[Stored entries]
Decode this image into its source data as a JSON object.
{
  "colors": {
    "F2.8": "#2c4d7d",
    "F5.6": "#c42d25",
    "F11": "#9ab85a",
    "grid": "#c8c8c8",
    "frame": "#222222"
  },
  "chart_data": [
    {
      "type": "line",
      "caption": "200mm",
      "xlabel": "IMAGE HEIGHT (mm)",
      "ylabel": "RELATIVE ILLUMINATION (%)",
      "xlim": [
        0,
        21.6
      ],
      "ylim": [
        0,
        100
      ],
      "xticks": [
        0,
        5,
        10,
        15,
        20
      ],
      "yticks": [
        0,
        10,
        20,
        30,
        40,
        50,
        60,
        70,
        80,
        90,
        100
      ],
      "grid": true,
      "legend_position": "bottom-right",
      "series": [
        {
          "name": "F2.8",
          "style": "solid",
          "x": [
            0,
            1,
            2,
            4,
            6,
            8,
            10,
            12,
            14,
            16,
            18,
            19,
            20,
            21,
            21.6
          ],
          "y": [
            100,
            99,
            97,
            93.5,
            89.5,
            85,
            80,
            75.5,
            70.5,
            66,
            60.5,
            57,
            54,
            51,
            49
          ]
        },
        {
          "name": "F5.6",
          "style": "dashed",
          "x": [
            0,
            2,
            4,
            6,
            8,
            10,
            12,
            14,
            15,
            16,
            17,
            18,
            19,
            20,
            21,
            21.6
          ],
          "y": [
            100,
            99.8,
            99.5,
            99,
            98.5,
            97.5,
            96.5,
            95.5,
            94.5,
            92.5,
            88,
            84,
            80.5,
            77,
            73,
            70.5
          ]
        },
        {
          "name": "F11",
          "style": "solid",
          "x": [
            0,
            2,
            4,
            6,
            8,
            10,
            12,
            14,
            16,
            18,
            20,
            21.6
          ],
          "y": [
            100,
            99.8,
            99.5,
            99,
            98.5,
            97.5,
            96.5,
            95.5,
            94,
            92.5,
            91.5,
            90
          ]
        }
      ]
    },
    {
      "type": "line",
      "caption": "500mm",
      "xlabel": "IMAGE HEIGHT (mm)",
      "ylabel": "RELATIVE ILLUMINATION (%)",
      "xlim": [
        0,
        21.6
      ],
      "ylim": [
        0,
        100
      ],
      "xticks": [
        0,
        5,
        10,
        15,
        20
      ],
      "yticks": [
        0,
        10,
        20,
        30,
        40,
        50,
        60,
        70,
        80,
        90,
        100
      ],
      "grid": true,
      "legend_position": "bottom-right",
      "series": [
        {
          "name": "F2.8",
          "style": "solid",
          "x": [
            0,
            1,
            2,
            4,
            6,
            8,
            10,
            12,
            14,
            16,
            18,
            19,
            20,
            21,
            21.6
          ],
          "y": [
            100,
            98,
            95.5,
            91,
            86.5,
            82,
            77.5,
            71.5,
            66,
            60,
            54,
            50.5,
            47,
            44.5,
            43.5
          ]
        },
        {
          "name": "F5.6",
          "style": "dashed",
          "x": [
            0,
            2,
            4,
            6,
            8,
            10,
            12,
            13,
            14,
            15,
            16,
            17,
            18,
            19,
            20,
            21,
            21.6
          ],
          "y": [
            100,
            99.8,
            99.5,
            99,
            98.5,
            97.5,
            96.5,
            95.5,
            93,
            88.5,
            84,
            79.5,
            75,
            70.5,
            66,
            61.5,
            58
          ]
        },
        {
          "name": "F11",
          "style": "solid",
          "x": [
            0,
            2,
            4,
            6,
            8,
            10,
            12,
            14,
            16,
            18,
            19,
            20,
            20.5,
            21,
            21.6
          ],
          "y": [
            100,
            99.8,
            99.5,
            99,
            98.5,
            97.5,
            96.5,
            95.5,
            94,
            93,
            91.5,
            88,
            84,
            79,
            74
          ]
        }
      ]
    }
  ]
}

*Goal:*
Repeat the whole listing exactly, keeping every line intact.

*Exercise answer:*
Decode this image into its source data as a JSON object.
{
  "colors": {
    "F2.8": "#2c4d7d",
    "F5.6": "#c42d25",
    "F11": "#9ab85a",
    "grid": "#c8c8c8",
    "frame": "#222222"
  },
  "chart_data": [
    {
      "type": "line",
      "caption": "200mm",
      "xlabel": "IMAGE HEIGHT (mm)",
      "ylabel": "RELATIVE ILLUMINATION (%)",
      "xlim": [
        0,
        21.6
      ],
      "ylim": [
        0,
        100
      ],
      "xticks": [
        0,
        5,
        10,
        15,
        20
      ],
      "yticks": [
        0,
        10,
        20,
        30,
        40,
        50,
        60,
        70,
        80,
        90,
        100
      ],
      "grid": true,
      "legend_position": "bottom-right",
      "series": [
        {
          "name": "F2.8",
          "style": "solid",
          "x": [
            0,
            1,
            2,
            4,
            6,
            8,
            10,
            12,
            14,
            16,
            18,
            19,
            20,
            21,
            21.6
          ],
          "y": [
            100,
            99,
            97,
            93.5,
            89.5,
            85,
            80,
            75.5,
            70.5,
            66,
            60.5,
            57,
            54,
            51,
            49
          ]
        },
        {
          "name": "F5.6",
          "style": "dashed",
          "x": [
            0,
            2,
            4,
            6,
            8,
            10,
            12,
            14,
            15,
            16,
            17,
            18,
            19,
            20,
            21,
            21.6
          ],
          "y": [
            100,
            99.8,
            99.5,
            99,
            98.5,
            97.5,
            96.5,
            95.5,
            94.5,
            92.5,
            88,
            84,
            80.5,
            77,
            73,
            70.5
          ]
        },
        {
          "name": "F11",
          "style": "solid",
          "x": [
            0,
            2,
            4,
            6,
            8,
            10,
            12,
            14,
            16,
            18,
            20,
            21.6
          ],
          "y": [
            100,
            99.8,
            99.5,
            99,
            98.5,
            97.5,
            96.5,
            95.5,
            94,
            92.5,
            91.5,
            90
          ]
        }
      ]
    },
    {
      "type": "line",
      "caption": "500mm",
      "xlabel": "IMAGE HEIGHT (mm)",
      "ylabel": "RELATIVE ILLUMINATION (%)",
      "xlim": [
        0,
        21.6
      ],
      "ylim": [
        0,
        100
      ],
      "xticks": [
        0,
        5,
        10,
        15,
        20
      ],
      "yticks": [
        0,
        10,
        20,
        30,
        40,
        50,
        60,
        70,
        80,
        90,
        100
      ],
      "grid": true,
      "legend_position": "bottom-right",
      "series": [
        {
          "name": "F2.8",
          "style": "solid",
          "x": [
            0,
            1,
            2,
            4,
            6,
            8,
            10,
            12,
            14,
            16,
            18,
            19,
            20,
            21,
            21.6
          ],
          "y": [
            100,
            98,
            95.5,
            91,
            86.5,
            82,
            77.5,
            71.5,
            66,
            60,
            54,
            50.5,
            47,
            44.5,
            43.5
          ]
        },
        {
          "name": "F5.6",
          "style": "dashed",
          "x": [
            0,
            2,
            4,
            6,
            8,
            10,
            12,
            13,
            14,
            15,
            16,
            17,
            18,
            19,
            20,
            21,
            21.6
          ],
          "y": [
            100,
            99.8,
            99.5,
            99,
            98.5,
            97.5,
            96.5,
            95.5,
            93,
            88.5,
            84,
            79.5,
            75,
            70.5,
            66,
            61.5,
            58
          ]
        },
        {
          "name": "F11",
          "style": "solid",
          "x": [
            0,
            2,
            4,
            6,
            8,
            10,
            12,
            14,
            16,
            18,
            19,
            20,
            20.5,
            21,
            21.6
          ],
          "y": [
            100,
            99.8,
            99.5,
            99,
            98.5,
            97.5,
            96.5,
            95.5,
            94,
            93,
            91.5,
            88,
            84,
            79,
            74
          ]
        }
      ]
    }
  ]
}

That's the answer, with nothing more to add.